• _Work to do_
Among the lines below, list those containing the string "document".

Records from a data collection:
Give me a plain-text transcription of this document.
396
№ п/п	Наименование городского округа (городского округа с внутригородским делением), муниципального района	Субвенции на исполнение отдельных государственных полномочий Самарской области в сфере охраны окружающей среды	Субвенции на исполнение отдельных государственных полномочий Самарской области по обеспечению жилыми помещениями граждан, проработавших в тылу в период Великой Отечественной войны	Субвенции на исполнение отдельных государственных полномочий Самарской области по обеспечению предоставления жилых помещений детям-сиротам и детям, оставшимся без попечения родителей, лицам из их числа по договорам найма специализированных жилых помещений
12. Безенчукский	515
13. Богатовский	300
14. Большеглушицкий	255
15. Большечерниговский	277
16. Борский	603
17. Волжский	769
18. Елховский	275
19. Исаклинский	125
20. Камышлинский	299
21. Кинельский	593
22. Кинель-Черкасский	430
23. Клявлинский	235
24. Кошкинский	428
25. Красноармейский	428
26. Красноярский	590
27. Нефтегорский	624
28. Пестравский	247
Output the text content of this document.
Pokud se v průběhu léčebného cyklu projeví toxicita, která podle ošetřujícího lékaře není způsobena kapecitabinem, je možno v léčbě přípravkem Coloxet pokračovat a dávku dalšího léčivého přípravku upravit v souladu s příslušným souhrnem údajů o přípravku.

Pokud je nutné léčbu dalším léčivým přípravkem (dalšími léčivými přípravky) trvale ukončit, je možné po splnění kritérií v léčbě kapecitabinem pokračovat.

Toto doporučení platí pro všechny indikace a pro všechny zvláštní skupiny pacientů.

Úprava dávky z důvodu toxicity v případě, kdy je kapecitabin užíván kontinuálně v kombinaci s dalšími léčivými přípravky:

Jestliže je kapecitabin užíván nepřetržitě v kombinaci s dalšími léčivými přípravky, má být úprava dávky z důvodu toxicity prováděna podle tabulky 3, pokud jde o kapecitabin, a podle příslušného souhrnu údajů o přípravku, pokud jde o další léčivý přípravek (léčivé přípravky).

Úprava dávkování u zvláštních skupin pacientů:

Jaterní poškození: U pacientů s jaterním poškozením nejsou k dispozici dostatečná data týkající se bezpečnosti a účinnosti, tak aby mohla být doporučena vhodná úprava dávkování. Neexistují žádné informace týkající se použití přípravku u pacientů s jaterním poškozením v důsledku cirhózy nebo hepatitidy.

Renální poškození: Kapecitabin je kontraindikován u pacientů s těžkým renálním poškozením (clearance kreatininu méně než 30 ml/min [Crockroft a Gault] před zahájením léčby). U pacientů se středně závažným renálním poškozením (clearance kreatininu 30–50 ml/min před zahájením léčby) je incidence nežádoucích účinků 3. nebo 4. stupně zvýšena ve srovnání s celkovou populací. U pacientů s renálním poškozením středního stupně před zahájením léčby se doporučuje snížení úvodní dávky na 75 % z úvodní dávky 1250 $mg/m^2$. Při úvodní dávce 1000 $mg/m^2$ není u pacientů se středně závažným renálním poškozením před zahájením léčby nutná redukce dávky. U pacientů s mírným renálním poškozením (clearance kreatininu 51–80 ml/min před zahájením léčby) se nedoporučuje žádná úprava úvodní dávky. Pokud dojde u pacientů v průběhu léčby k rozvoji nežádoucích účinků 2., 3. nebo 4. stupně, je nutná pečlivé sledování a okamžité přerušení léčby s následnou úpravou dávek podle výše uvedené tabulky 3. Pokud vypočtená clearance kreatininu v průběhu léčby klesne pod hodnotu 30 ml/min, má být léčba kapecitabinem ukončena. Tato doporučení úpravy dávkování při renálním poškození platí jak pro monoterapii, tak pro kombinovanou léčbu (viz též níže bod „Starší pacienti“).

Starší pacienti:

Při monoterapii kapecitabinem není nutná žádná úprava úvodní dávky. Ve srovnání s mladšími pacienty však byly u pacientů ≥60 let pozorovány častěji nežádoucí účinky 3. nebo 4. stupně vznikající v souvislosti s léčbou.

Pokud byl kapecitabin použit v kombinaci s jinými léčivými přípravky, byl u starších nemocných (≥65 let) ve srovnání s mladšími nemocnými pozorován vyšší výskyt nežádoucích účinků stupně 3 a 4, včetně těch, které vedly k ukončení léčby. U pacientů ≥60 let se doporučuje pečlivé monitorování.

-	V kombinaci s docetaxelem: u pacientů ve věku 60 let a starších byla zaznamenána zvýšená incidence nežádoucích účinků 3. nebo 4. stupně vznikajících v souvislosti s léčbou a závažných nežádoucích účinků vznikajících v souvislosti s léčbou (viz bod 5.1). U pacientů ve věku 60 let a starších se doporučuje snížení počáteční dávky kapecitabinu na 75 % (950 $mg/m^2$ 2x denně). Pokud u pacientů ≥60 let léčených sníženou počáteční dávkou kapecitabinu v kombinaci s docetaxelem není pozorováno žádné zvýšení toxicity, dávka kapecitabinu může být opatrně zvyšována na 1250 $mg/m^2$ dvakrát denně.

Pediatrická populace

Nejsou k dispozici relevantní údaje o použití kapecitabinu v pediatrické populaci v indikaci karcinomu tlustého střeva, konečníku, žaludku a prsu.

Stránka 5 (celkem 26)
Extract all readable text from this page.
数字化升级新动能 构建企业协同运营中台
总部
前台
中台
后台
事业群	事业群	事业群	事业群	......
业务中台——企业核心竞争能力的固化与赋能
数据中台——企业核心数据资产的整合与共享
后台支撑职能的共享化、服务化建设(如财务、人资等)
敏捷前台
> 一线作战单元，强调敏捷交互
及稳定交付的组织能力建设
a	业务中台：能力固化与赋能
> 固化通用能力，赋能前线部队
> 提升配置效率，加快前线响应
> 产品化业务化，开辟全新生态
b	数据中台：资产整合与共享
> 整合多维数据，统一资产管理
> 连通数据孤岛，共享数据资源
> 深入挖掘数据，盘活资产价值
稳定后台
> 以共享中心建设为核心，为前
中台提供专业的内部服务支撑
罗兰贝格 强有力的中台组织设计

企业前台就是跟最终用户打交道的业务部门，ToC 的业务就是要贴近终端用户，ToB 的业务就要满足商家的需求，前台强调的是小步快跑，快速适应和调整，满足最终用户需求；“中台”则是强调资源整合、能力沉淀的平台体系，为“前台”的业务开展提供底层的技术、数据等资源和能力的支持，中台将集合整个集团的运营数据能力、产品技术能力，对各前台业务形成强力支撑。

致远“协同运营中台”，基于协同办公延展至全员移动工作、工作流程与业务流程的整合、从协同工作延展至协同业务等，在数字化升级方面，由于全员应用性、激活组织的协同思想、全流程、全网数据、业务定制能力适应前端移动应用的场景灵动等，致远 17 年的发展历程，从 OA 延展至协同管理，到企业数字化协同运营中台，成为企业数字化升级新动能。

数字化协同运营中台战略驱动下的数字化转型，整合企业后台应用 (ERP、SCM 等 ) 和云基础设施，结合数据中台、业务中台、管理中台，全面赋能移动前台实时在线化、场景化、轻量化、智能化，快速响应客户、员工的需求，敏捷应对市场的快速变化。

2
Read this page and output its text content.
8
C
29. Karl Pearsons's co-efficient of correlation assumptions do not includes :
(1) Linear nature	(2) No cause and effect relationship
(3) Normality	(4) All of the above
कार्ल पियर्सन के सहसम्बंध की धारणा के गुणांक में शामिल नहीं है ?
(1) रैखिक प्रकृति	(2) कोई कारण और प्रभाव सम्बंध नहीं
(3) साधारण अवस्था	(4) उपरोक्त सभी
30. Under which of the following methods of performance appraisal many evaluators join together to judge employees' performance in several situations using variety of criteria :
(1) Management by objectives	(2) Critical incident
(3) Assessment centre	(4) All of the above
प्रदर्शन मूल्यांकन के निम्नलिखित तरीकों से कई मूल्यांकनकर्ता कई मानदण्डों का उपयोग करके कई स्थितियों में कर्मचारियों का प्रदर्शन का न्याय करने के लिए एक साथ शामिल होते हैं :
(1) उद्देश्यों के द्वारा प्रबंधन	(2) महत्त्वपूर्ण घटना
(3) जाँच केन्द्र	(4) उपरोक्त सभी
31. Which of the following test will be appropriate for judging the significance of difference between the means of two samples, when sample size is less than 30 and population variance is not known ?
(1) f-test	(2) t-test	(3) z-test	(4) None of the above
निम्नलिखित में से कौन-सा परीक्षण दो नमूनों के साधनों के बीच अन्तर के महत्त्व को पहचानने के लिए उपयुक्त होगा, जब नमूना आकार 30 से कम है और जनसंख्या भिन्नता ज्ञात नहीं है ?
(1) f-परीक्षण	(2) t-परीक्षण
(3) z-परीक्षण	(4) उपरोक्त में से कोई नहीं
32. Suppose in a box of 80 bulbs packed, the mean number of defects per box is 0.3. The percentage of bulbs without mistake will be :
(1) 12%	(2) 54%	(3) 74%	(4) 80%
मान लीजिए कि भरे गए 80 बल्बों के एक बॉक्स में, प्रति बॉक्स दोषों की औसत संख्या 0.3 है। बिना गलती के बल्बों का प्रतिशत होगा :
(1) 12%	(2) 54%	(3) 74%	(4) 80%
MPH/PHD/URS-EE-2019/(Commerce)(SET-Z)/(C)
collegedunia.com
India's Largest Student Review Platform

• _Reply to the exercise_
Give me a plain-text transcription of this document.
Output the text content of this document.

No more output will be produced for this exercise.